- KUTIPAN UNTUK DIBACA
--------------------------------
YLBHI: Instrumen Hukum Kekerasan Seksual Perlu Dipertegas

Share on facebook
Share on google
Share on twitter
Share on linkedin
Ilustrasi kekerasan seksual (foto: merdeka.com)

UNAIR NEWS – Isu kekerasan seksual merupakan hal yang cukup banyak disorot akhir-akhir ini. Terlebih dengan munculnya kasus kekerasan seksual yang terjadi di salah satu pondok pesantren yang berlokasi di Jombang, Jawa Timur. Hal itulah melatarbelakangi BEM UNAIR untuk menggelar diskusi kolaborasi guna mengurai sengkarut kasus tersebut, pada Sabtu (29/02/2021).

Kronologi Pelaporan Kasus Kekerasan Seksual

Yaritza Mutiraraningtyas, S.H selaku pihak Lembaga Bantuan Hukum (LBH) Surabaya memaparkan bahwa kasus tersebut (kekerasan seksual, Red) melibatkan anak kyai pemilik pondok sebagai tersangka dan santriwati sebagai korban. Novita Sari, pihak Women Crisis Center (WCC) Jombang sekaligus pendamping korban menambahkan bahwa modusnya yakni keperluan transfer ilmu dari pelaku.
--------------------------------
- TUGAS ANDA
Cetak ulang seluruh berita tentang instrumen hukum kekerasan seksual di atas persis sama, tanpa mengubah satu kata pun.
--------------------------------
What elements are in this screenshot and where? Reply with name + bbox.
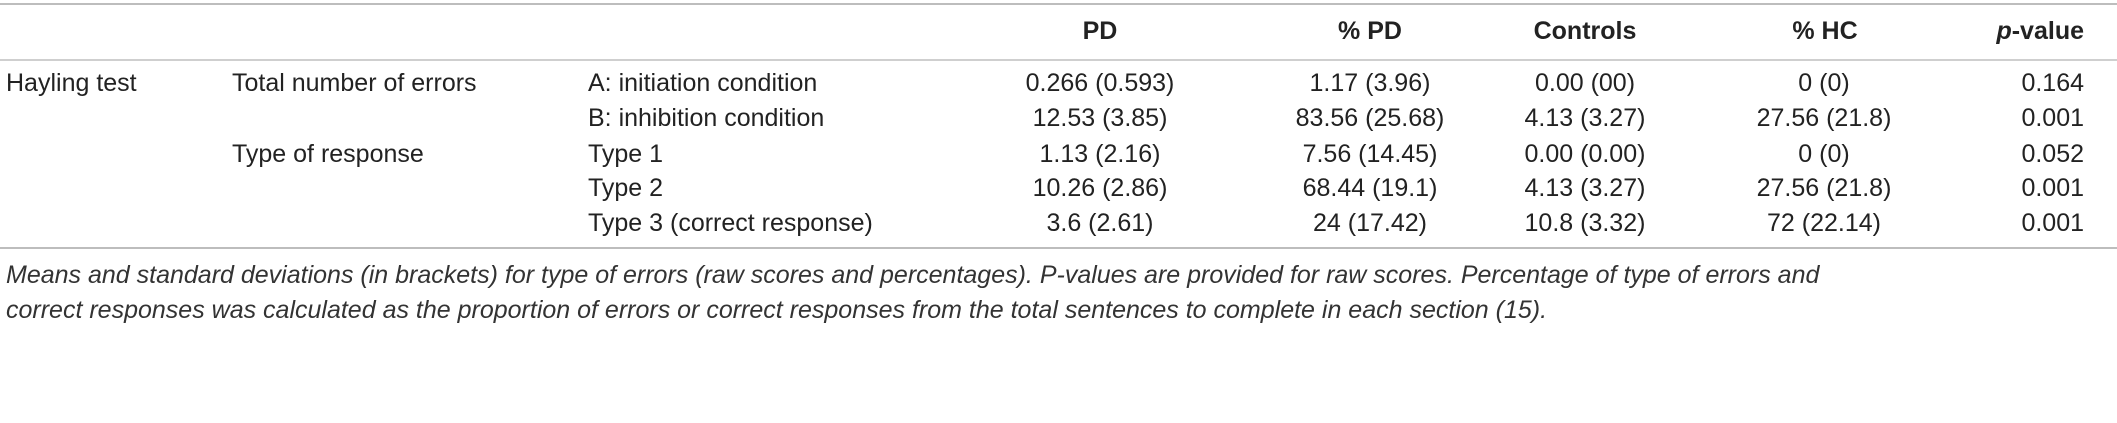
row-condition: A: initiation condition <box>588 69 818 97</box>
row-condition: B: inhibition condition <box>588 104 825 132</box>
row-pct-pd: 68.44 (19.1) <box>1302 174 1438 202</box>
row-controls: 10.8 (3.32) <box>1524 209 1646 237</box>
row-controls: 0.00 (0.00) <box>1524 140 1646 168</box>
row-pct-pd: 24 (17.42) <box>1313 209 1427 237</box>
table-footnote: Means and standard deviations (in bracke… <box>6 258 2106 328</box>
row-pd: 12.53 (3.85) <box>1032 104 1168 132</box>
row-pct-pd: 7.56 (14.45) <box>1302 140 1438 168</box>
header-controls: Controls <box>1533 17 1637 45</box>
header-p-suffix: -value <box>2011 17 2084 45</box>
row-pct-hc: 27.56 (21.8) <box>1756 174 1892 202</box>
row-pct-hc: 72 (22.14) <box>1767 209 1881 237</box>
row-pd: 1.13 (2.16) <box>1039 140 1161 168</box>
row-controls: 4.13 (3.27) <box>1524 174 1646 202</box>
header-pct-pd: % PD <box>1338 17 1402 45</box>
row-measure: Total number of errors <box>232 69 477 97</box>
header-p-italic: p <box>1996 17 2012 45</box>
row-test-name: Hayling test <box>6 69 137 97</box>
table-bottom-rule <box>0 247 2117 249</box>
row-pct-pd: 83.56 (25.68) <box>1295 104 1445 132</box>
row-condition: Type 2 <box>588 174 664 202</box>
row-p-value: 0.052 <box>2021 140 2084 168</box>
row-condition: Type 1 <box>588 140 664 168</box>
row-pd: 0.266 (0.593) <box>1025 69 1175 97</box>
row-controls: 0.00 (00) <box>1534 69 1636 97</box>
row-pct-hc: 27.56 (21.8) <box>1756 104 1892 132</box>
footnote-line-1: Means and standard deviations (in bracke… <box>6 261 1820 289</box>
header-pd: PD <box>1082 17 1118 45</box>
row-condition: Type 3 (correct response) <box>588 209 873 237</box>
header-pct-hc: % HC <box>1792 17 1858 45</box>
row-p-value: 0.001 <box>2021 174 2084 202</box>
table-header-rule <box>0 59 2117 61</box>
row-measure: Type of response <box>232 140 424 168</box>
row-p-value: 0.001 <box>2021 104 2084 132</box>
row-pd: 3.6 (2.61) <box>1046 209 1154 237</box>
row-p-value: 0.164 <box>2021 69 2084 97</box>
table-top-rule <box>0 3 2117 5</box>
row-p-value: 0.001 <box>2021 209 2084 237</box>
row-pct-hc: 0 (0) <box>1798 69 1850 97</box>
row-pd: 10.26 (2.86) <box>1032 174 1168 202</box>
row-pct-pd: 1.17 (3.96) <box>1309 69 1431 97</box>
header-p-value: p-value <box>1996 15 2084 47</box>
row-pct-hc: 0 (0) <box>1798 140 1850 168</box>
row-controls: 4.13 (3.27) <box>1524 104 1646 132</box>
footnote-line-2: correct responses was calculated as the … <box>6 296 1548 324</box>
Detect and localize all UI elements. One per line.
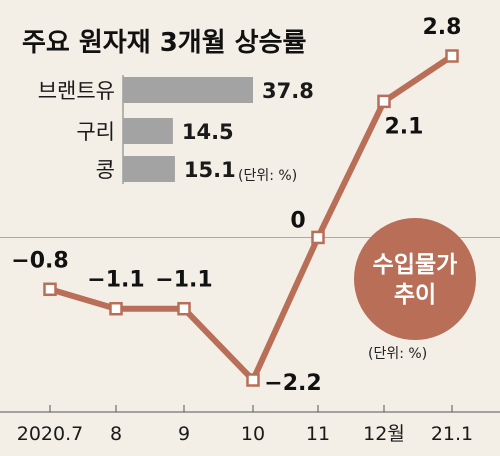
line-value-label: 2.8 — [423, 15, 462, 40]
data-point — [177, 301, 191, 316]
x-tick-label: 9 — [178, 423, 190, 445]
bar-value-label: 37.8 — [262, 79, 314, 103]
line-points — [43, 49, 459, 387]
data-point — [311, 230, 325, 245]
bar — [123, 77, 253, 103]
bar-category-label: 구리 — [76, 120, 115, 144]
line-title-badge — [354, 218, 476, 340]
line-value-label: 0 — [290, 208, 305, 233]
line-unit-note: (단위: %) — [368, 346, 427, 362]
line-value-label: −0.8 — [11, 248, 68, 273]
bar — [123, 118, 173, 144]
bar-chart-title: 주요 원자재 3개월 상승률 — [22, 28, 307, 58]
x-tick-label: 2020.7 — [17, 423, 83, 445]
import-price-line-chart: −0.8−1.1 −1.1−2.202.12.8 수입물가 추이 (단위: %) … — [0, 15, 500, 445]
x-tick-label: 10 — [241, 423, 265, 445]
line-value-label: 2.1 — [385, 114, 424, 139]
commodity-bar-chart: 주요 원자재 3개월 상승률 브랜트유 37.8 구리 14.5 콩 15.1 (단위: … — [22, 28, 314, 184]
x-tick-label: 12월 — [363, 423, 405, 445]
x-axis-tick-labels: 2020.7 8 9 10 11 12월 21.1 — [17, 423, 473, 445]
x-tick-label: 21.1 — [431, 423, 473, 445]
line-title-line-2: 추이 — [394, 282, 436, 308]
bar — [123, 156, 175, 182]
line-value-label: −1.1 — [87, 268, 144, 293]
line-value-labels: −0.8 −1.1 −1.1 −2.2 0 2.1 2.8 — [11, 15, 461, 396]
x-tick-label: 11 — [306, 423, 330, 445]
bar-value-label: 15.1 — [184, 158, 236, 182]
line-value-label: −2.2 — [264, 371, 321, 396]
data-point — [445, 49, 459, 63]
line-value-label: −1.1 — [155, 268, 212, 293]
bar-category-label: 콩 — [96, 158, 115, 182]
x-axis-ticks — [49, 405, 453, 412]
data-point — [43, 282, 57, 297]
x-tick-label: 8 — [110, 423, 122, 445]
bar-marks: 브랜트유 37.8 구리 14.5 콩 15.1 — [38, 77, 314, 182]
bar-unit-note: (단위: %) — [238, 168, 297, 184]
bar-category-label: 브랜트유 — [38, 79, 115, 103]
bar-value-label: 14.5 — [182, 120, 234, 144]
data-point — [109, 301, 123, 316]
data-point — [246, 373, 260, 387]
data-point — [377, 94, 391, 109]
line-title-line-1: 수입물가 — [373, 252, 458, 278]
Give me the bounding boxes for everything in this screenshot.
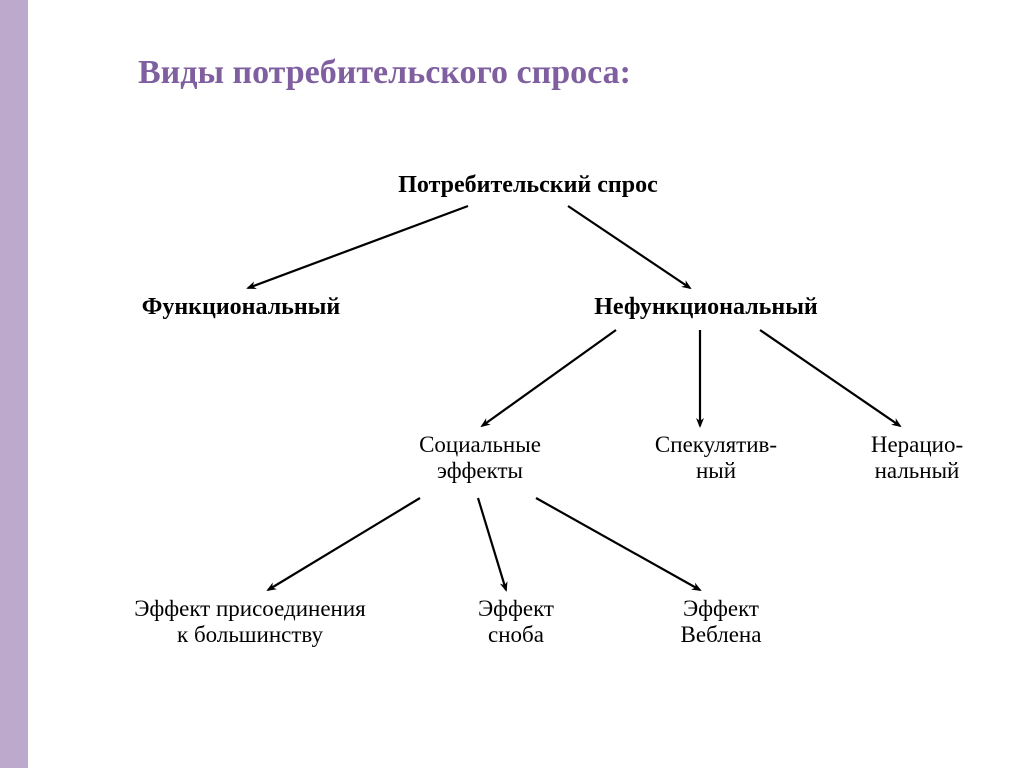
node-speculative: Спекулятив- ный [626,432,806,485]
node-functional: Функциональный [116,294,366,322]
arrows-layer [0,0,1024,768]
slide: Виды потребительского спроса: Потребител… [0,0,1024,768]
node-nonfunctional: Нефункциональный [566,294,846,322]
node-bandwagon: Эффект присоединения к большинству [100,596,400,649]
node-social-effects: Социальные эффекты [380,432,580,485]
side-accent-bar [0,0,28,768]
edge-arrow [248,206,468,288]
node-snob: Эффект сноба [436,596,596,649]
edge-arrow [478,498,506,590]
edge-arrow [760,330,900,426]
node-root: Потребительский спрос [378,172,678,200]
edge-arrow [536,498,700,590]
edge-arrow [482,330,616,426]
edge-arrow [568,206,690,288]
edge-arrow [268,498,420,590]
slide-title: Виды потребительского спроса: [138,54,631,92]
node-veblen: Эффект Веблена [636,596,806,649]
node-irrational: Нерацио- нальный [832,432,1002,485]
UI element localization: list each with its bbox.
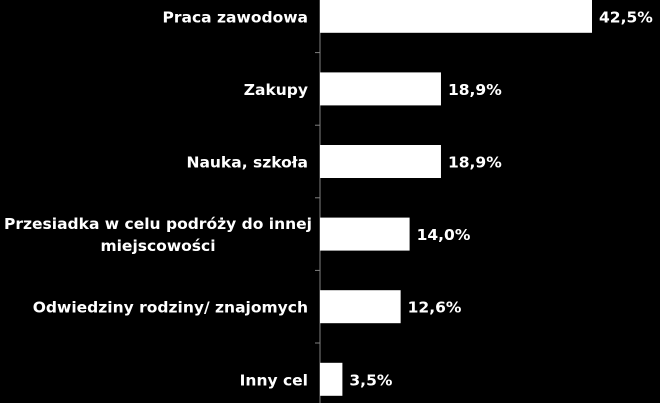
bar [320, 217, 410, 251]
value-label: 14,0% [417, 226, 471, 244]
bar [320, 362, 343, 396]
category-label-line: miejscowości [100, 237, 215, 255]
value-label: 42,5% [599, 8, 653, 26]
category-label: Nauka, szkoła [186, 154, 308, 172]
bar [320, 290, 401, 324]
category-label-line: Odwiedziny rodziny/ znajomych [33, 299, 308, 317]
category-label-line: Nauka, szkoła [186, 154, 308, 172]
value-label: 12,6% [408, 299, 462, 317]
bar [320, 72, 441, 106]
category-label: Zakupy [244, 81, 308, 99]
category-label-line: Przesiadka w celu podróży do innej [4, 215, 312, 233]
value-label: 3,5% [349, 371, 392, 389]
category-label: Inny cel [240, 371, 308, 389]
value-label: 18,9% [448, 154, 502, 172]
category-label: Przesiadka w celu podróży do innej miejsc… [4, 215, 312, 255]
value-labels: 42,5% 18,9% 18,9% 14,0% 12,6% 3,5% [349, 8, 653, 389]
category-label-line: Zakupy [244, 81, 308, 99]
bar [320, 145, 441, 178]
bar [320, 0, 592, 33]
value-label: 18,9% [448, 81, 502, 99]
y-axis-ticks [315, 52, 320, 344]
bars [320, 0, 592, 396]
category-label-line: Inny cel [240, 371, 308, 389]
category-label-line: Praca zawodowa [163, 8, 308, 26]
category-labels: Praca zawodowa Zakupy Nauka, szkoła Przesia… [4, 8, 312, 389]
category-label: Odwiedziny rodziny/ znajomych [33, 299, 308, 317]
category-label: Praca zawodowa [163, 8, 308, 26]
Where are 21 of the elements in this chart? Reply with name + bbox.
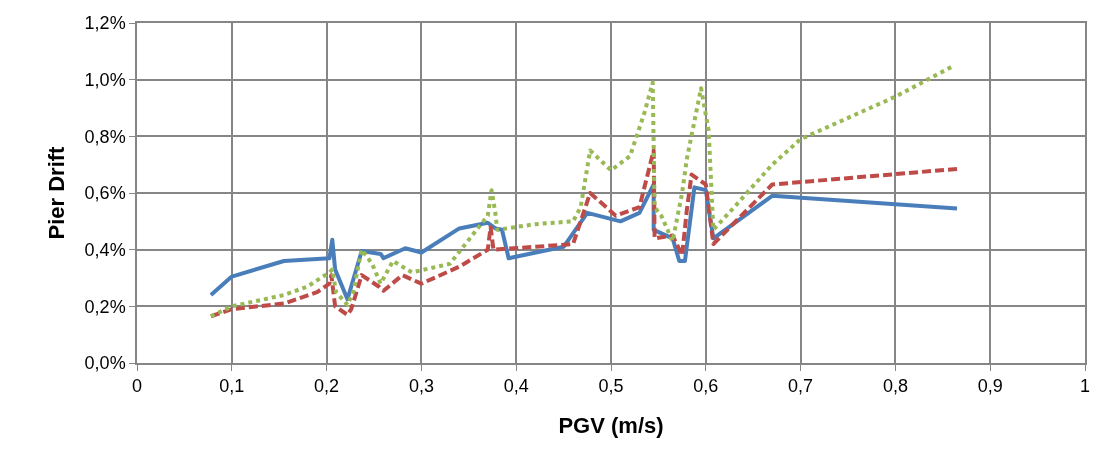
y-tick-label: 0,2% — [84, 296, 126, 317]
x-tick-label: 0,4 — [503, 376, 529, 397]
x-tick-label: 1 — [1079, 376, 1091, 397]
x-tick-label: 0,6 — [693, 376, 719, 397]
x-tick-label: 0,2 — [314, 376, 340, 397]
y-tick-label: 1,2% — [84, 13, 126, 34]
x-tick-label: 0,8 — [882, 376, 908, 397]
line-series — [208, 148, 960, 319]
y-axis-title: Pier Drift — [43, 145, 69, 240]
x-tick-label: 0,3 — [408, 376, 434, 397]
x-tick-label: 0,7 — [788, 376, 814, 397]
y-tick-label: 1,0% — [84, 69, 126, 90]
x-tick-label: 0,5 — [598, 376, 624, 397]
y-tick-label: 0,0% — [84, 353, 126, 374]
x-tick-label: 0,1 — [219, 376, 245, 397]
y-tick-label: 0,6% — [84, 183, 126, 204]
y-tick-label: 0,8% — [84, 126, 126, 147]
x-tick-label: 0 — [131, 376, 143, 397]
x-tick-label: 0,9 — [977, 376, 1003, 397]
y-tick-label: 0,4% — [84, 239, 126, 260]
x-axis-title: PGV (m/s) — [558, 412, 664, 438]
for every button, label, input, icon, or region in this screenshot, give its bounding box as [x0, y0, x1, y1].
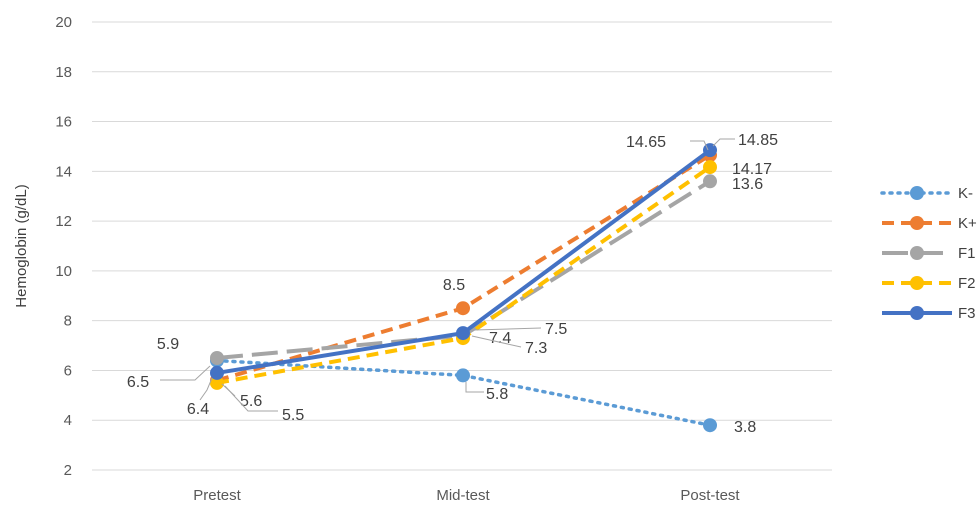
y-tick-12: 12	[55, 213, 72, 230]
legend-marker-F1	[910, 246, 924, 260]
data-label-F1-1: 7.4	[489, 330, 511, 347]
x-axis-ticks: Pretest Mid-test Post-test	[193, 487, 740, 504]
leader-line-K--1	[465, 382, 484, 393]
x-tick-2: Post-test	[680, 487, 740, 504]
point-F2-0	[210, 375, 224, 390]
data-labels: 5.9 6.5 6.4 5.6 5.5 8.5 7.5 7.4 7.3 5.8 14.65 14.85…	[127, 132, 778, 436]
data-label-K--1: 5.8	[486, 386, 508, 403]
point-F3-1	[456, 326, 470, 341]
y-tick-16: 16	[55, 114, 72, 131]
point-F1-0	[210, 351, 224, 365]
leader-line-F3-1	[474, 327, 542, 331]
data-label-K+-1: 8.5	[443, 277, 465, 294]
legend-marker-F2	[910, 276, 924, 290]
series-F2	[210, 160, 717, 390]
data-label-F3-1: 7.5	[545, 321, 567, 338]
x-tick-0: Pretest	[193, 487, 241, 504]
point-F1-2	[703, 174, 717, 189]
leader-line-F2-0	[224, 385, 278, 412]
leader-line-F3-2	[712, 138, 735, 147]
leader-line-K--0	[199, 377, 213, 401]
y-axis-title: Hemoglobin (g/dL)	[13, 184, 30, 307]
y-axis-ticks: 2 4 6 8 10 12 14 16 18 20	[55, 14, 72, 479]
data-label-K--2: 3.8	[734, 419, 756, 436]
leader-line-F2-1	[471, 335, 522, 348]
y-tick-14: 14	[55, 163, 72, 180]
data-label-F3-0: 5.9	[157, 336, 179, 353]
series-F3	[210, 143, 717, 380]
series-K+	[210, 148, 717, 388]
y-tick-10: 10	[55, 263, 72, 280]
point-F3-0	[210, 365, 224, 380]
data-label-F2-2: 14.17	[732, 161, 772, 178]
data-label-K+-0: 5.6	[240, 393, 262, 410]
data-label-K--0: 6.4	[187, 401, 209, 418]
leader-line-F1-0	[160, 365, 211, 381]
y-tick-18: 18	[55, 64, 72, 81]
data-label-F3-2: 14.85	[738, 132, 778, 149]
legend-label-K+: K+	[958, 215, 977, 232]
x-tick-1: Mid-test	[436, 487, 490, 504]
y-tick-20: 20	[55, 14, 72, 31]
series-line-K+	[216, 153, 712, 383]
y-tick-2: 2	[64, 462, 72, 479]
data-label-F2-0: 5.5	[282, 407, 304, 424]
data-label-F1-0: 6.5	[127, 374, 149, 391]
point-K+-1	[456, 301, 470, 316]
point-K--1	[456, 368, 470, 383]
y-tick-8: 8	[64, 313, 72, 330]
data-label-F2-1: 7.3	[525, 340, 547, 357]
data-label-F1-2: 13.6	[732, 176, 763, 193]
legend: K- K+ F1 F2 F3	[880, 185, 977, 322]
legend-label-F2: F2	[958, 275, 976, 292]
legend-label-K-: K-	[958, 185, 973, 202]
point-K--2	[703, 418, 717, 433]
point-F3-2	[703, 143, 717, 158]
point-F2-2	[703, 160, 717, 175]
data-label-K+-2: 14.65	[626, 134, 666, 151]
leader-line-K+-2	[690, 140, 709, 151]
y-tick-4: 4	[64, 412, 72, 429]
legend-label-F1: F1	[958, 245, 976, 262]
legend-marker-K+	[910, 216, 924, 230]
legend-marker-F3	[910, 306, 924, 320]
legend-label-F3: F3	[958, 305, 976, 322]
legend-marker-K-	[910, 186, 924, 200]
y-tick-6: 6	[64, 362, 72, 379]
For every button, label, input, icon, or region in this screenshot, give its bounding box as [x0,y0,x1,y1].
--------------------------------
- JAWABAN
YLBHI: Instrumen Hukum Kekerasan Seksual Perlu Dipertegas

Share on facebook
Share on google
Share on twitter
Share on linkedin
Ilustrasi kekerasan seksual (foto: merdeka.com)

UNAIR NEWS – Isu kekerasan seksual merupakan hal yang cukup banyak disorot akhir-akhir ini. Terlebih dengan munculnya kasus kekerasan seksual yang terjadi di salah satu pondok pesantren yang berlokasi di Jombang, Jawa Timur. Hal itulah melatarbelakangi BEM UNAIR untuk menggelar diskusi kolaborasi guna mengurai sengkarut kasus tersebut, pada Sabtu (29/02/2021).

Kronologi Pelaporan Kasus Kekerasan Seksual

Yaritza Mutiraraningtyas, S.H selaku pihak Lembaga Bantuan Hukum (LBH) Surabaya memaparkan bahwa kasus tersebut (kekerasan seksual, Red) melibatkan anak kyai pemilik pondok sebagai tersangka dan santriwati sebagai korban. Novita Sari, pihak Women Crisis Center (WCC) Jombang sekaligus pendamping korban menambahkan bahwa modusnya yakni keperluan transfer ilmu dari pelaku.